:: Provided records

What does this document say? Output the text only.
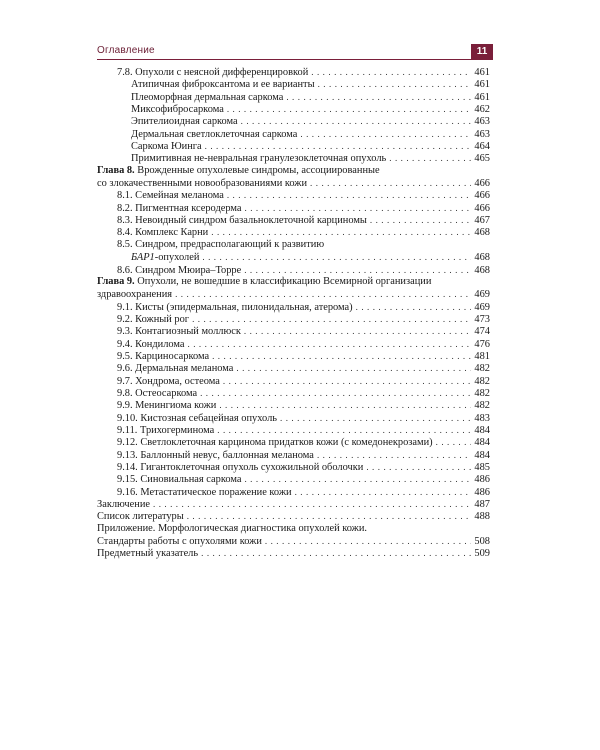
Оглавление	11
7.8. Опухоли с неясной дифференцировкой . . .	461
Атипичная фиброксантома и ее варианты . . .	461
Плеоморфная дермальная саркома . . .	461
Миксофибросаркома . . .	462
Эпителиоидная саркома . . .	463
Дермальная светлоклеточная саркома . . .	463
Саркома Юинга . . .	464
Примитивная не-невральная гранулезоклеточная опухоль . . .	465
Глава 8. Врожденные опухолевые синдромы, ассоциированные
со злокачественными новообразованиями кожи . . .	466
8.1. Семейная меланома . . .	466
8.2. Пигментная ксеродерма . . .	466
8.3. Невоидный синдром базальноклеточной карциномы . . .	467
8.4. Комплекс Карни . . .	468
8.5. Синдром, предрасполагающий к развитию
БАР1-опухолей . . .	468
8.6. Синдром Мюира–Торре . . .	468
Глава 9. Опухоли, не вошедшие в классификацию Всемирной организации
здравоохранения . . .	469
9.1. Кисты (эпидермальная, пилонидальная, атерома) . . .	469
9.2. Кожный рог . . .	473
9.3. Контагиозный моллюск . . .	474
9.4. Кондилома . . .	476
9.5. Карциносаркома . . .	481
9.6. Дермальная меланома . . .	482
9.7. Хондрома, остеома . . .	482
9.8. Остеосаркома . . .	482
9.9. Менингиома кожи . . .	482
9.10. Кистозная себацейная опухоль . . .	483
9.11. Трихогерминома . . .	484
9.12. Светлоклеточная карцинома придатков кожи (с комедонекрозами) . . .	484
9.13. Баллонный невус, баллонная меланома . . .	484
9.14. Гигантоклеточная опухоль сухожильной оболочки . . .	485
9.15. Синовиальная саркома . . .	486
9.16. Метастатическое поражение кожи . . .	486
Заключение . . .	487
Список литературы . . .	488
Приложение. Морфологическая диагностика опухолей кожи.
Стандарты работы с опухолями кожи . . .	508
Предметный указатель . . .	509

::::

| Given problem |
Reproduce all entries without any change, and omit the pictures.

| In response |
What does this document say? Output the text only.
Оглавление	11
7.8. Опухоли с неясной дифференцировкой . . .	461
Атипичная фиброксантома и ее варианты . . .	461
Плеоморфная дермальная саркома . . .	461
Миксофибросаркома . . .	462
Эпителиоидная саркома . . .	463
Дермальная светлоклеточная саркома . . .	463
Саркома Юинга . . .	464
Примитивная не-невральная гранулезоклеточная опухоль . . .	465
Глава 8. Врожденные опухолевые синдромы, ассоциированные
со злокачественными новообразованиями кожи . . .	466
8.1. Семейная меланома . . .	466
8.2. Пигментная ксеродерма . . .	466
8.3. Невоидный синдром базальноклеточной карциномы . . .	467
8.4. Комплекс Карни . . .	468
8.5. Синдром, предрасполагающий к развитию
БАР1-опухолей . . .	468
8.6. Синдром Мюира–Торре . . .	468
Глава 9. Опухоли, не вошедшие в классификацию Всемирной организации
здравоохранения . . .	469
9.1. Кисты (эпидермальная, пилонидальная, атерома) . . .	469
9.2. Кожный рог . . .	473
9.3. Контагиозный моллюск . . .	474
9.4. Кондилома . . .	476
9.5. Карциносаркома . . .	481
9.6. Дермальная меланома . . .	482
9.7. Хондрома, остеома . . .	482
9.8. Остеосаркома . . .	482
9.9. Менингиома кожи . . .	482
9.10. Кистозная себацейная опухоль . . .	483
9.11. Трихогерминома . . .	484
9.12. Светлоклеточная карцинома придатков кожи (с комедонекрозами) . . .	484
9.13. Баллонный невус, баллонная меланома . . .	484
9.14. Гигантоклеточная опухоль сухожильной оболочки . . .	485
9.15. Синовиальная саркома . . .	486
9.16. Метастатическое поражение кожи . . .	486
Заключение . . .	487
Список литературы . . .	488
Приложение. Морфологическая диагностика опухолей кожи.
Стандарты работы с опухолями кожи . . .	508
Предметный указатель . . .	509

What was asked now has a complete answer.